===== Records provided =====

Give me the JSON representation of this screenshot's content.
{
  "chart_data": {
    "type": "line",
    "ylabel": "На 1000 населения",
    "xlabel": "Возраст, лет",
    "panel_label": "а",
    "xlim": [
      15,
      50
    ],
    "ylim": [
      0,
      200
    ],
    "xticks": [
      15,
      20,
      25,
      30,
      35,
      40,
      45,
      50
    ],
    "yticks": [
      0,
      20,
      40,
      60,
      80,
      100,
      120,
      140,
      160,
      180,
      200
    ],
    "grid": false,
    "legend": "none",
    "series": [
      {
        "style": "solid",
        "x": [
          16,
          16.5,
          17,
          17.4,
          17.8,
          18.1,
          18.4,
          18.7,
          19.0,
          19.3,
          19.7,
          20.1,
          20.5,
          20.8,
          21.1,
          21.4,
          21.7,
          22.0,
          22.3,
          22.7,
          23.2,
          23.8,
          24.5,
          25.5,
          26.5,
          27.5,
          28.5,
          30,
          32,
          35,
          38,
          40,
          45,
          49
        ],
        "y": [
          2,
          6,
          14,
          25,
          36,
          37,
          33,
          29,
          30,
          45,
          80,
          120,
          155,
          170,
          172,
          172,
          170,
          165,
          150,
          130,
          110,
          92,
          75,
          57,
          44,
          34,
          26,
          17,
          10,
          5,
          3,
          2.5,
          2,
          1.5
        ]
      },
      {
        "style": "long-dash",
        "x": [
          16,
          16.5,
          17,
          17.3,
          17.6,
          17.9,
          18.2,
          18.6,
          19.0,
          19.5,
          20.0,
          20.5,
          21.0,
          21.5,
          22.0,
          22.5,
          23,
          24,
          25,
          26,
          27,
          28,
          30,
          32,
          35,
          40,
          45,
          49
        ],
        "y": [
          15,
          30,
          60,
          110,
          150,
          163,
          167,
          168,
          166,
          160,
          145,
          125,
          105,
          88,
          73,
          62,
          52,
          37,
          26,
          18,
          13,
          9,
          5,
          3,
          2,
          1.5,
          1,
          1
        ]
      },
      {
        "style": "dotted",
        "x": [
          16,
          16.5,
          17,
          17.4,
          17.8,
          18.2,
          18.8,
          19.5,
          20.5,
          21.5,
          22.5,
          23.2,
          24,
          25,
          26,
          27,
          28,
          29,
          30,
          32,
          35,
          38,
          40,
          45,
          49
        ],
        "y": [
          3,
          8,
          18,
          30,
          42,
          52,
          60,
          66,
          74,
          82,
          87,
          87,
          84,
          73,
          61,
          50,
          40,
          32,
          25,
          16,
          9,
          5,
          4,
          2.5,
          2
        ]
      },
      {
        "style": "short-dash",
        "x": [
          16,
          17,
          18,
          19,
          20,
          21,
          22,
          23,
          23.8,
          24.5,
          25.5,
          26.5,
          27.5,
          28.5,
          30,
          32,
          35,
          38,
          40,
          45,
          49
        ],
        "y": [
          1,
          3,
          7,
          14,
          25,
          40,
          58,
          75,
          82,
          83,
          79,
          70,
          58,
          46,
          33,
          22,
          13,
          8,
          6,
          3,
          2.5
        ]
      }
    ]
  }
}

=====

▶ _What to work on_: Nothing should be left out: repeat all of the data exactly.

▶ _Completed exercise_:
Give me the JSON representation of this screenshot's content.
{
  "chart_data": {
    "type": "line",
    "ylabel": "На 1000 населения",
    "xlabel": "Возраст, лет",
    "panel_label": "а",
    "xlim": [
      15,
      50
    ],
    "ylim": [
      0,
      200
    ],
    "xticks": [
      15,
      20,
      25,
      30,
      35,
      40,
      45,
      50
    ],
    "yticks": [
      0,
      20,
      40,
      60,
      80,
      100,
      120,
      140,
      160,
      180,
      200
    ],
    "grid": false,
    "legend": "none",
    "series": [
      {
        "style": "solid",
        "x": [
          16,
          16.5,
          17,
          17.4,
          17.8,
          18.1,
          18.4,
          18.7,
          19.0,
          19.3,
          19.7,
          20.1,
          20.5,
          20.8,
          21.1,
          21.4,
          21.7,
          22.0,
          22.3,
          22.7,
          23.2,
          23.8,
          24.5,
          25.5,
          26.5,
          27.5,
          28.5,
          30,
          32,
          35,
          38,
          40,
          45,
          49
        ],
        "y": [
          2,
          6,
          14,
          25,
          36,
          37,
          33,
          29,
          30,
          45,
          80,
          120,
          155,
          170,
          172,
          172,
          170,
          165,
          150,
          130,
          110,
          92,
          75,
          57,
          44,
          34,
          26,
          17,
          10,
          5,
          3,
          2.5,
          2,
          1.5
        ]
      },
      {
        "style": "long-dash",
        "x": [
          16,
          16.5,
          17,
          17.3,
          17.6,
          17.9,
          18.2,
          18.6,
          19.0,
          19.5,
          20.0,
          20.5,
          21.0,
          21.5,
          22.0,
          22.5,
          23,
          24,
          25,
          26,
          27,
          28,
          30,
          32,
          35,
          40,
          45,
          49
        ],
        "y": [
          15,
          30,
          60,
          110,
          150,
          163,
          167,
          168,
          166,
          160,
          145,
          125,
          105,
          88,
          73,
          62,
          52,
          37,
          26,
          18,
          13,
          9,
          5,
          3,
          2,
          1.5,
          1,
          1
        ]
      },
      {
        "style": "dotted",
        "x": [
          16,
          16.5,
          17,
          17.4,
          17.8,
          18.2,
          18.8,
          19.5,
          20.5,
          21.5,
          22.5,
          23.2,
          24,
          25,
          26,
          27,
          28,
          29,
          30,
          32,
          35,
          38,
          40,
          45,
          49
        ],
        "y": [
          3,
          8,
          18,
          30,
          42,
          52,
          60,
          66,
          74,
          82,
          87,
          87,
          84,
          73,
          61,
          50,
          40,
          32,
          25,
          16,
          9,
          5,
          4,
          2.5,
          2
        ]
      },
      {
        "style": "short-dash",
        "x": [
          16,
          17,
          18,
          19,
          20,
          21,
          22,
          23,
          23.8,
          24.5,
          25.5,
          26.5,
          27.5,
          28.5,
          30,
          32,
          35,
          38,
          40,
          45,
          49
        ],
        "y": [
          1,
          3,
          7,
          14,
          25,
          40,
          58,
          75,
          82,
          83,
          79,
          70,
          58,
          46,
          33,
          22,
          13,
          8,
          6,
          3,
          2.5
        ]
      }
    ]
  }
}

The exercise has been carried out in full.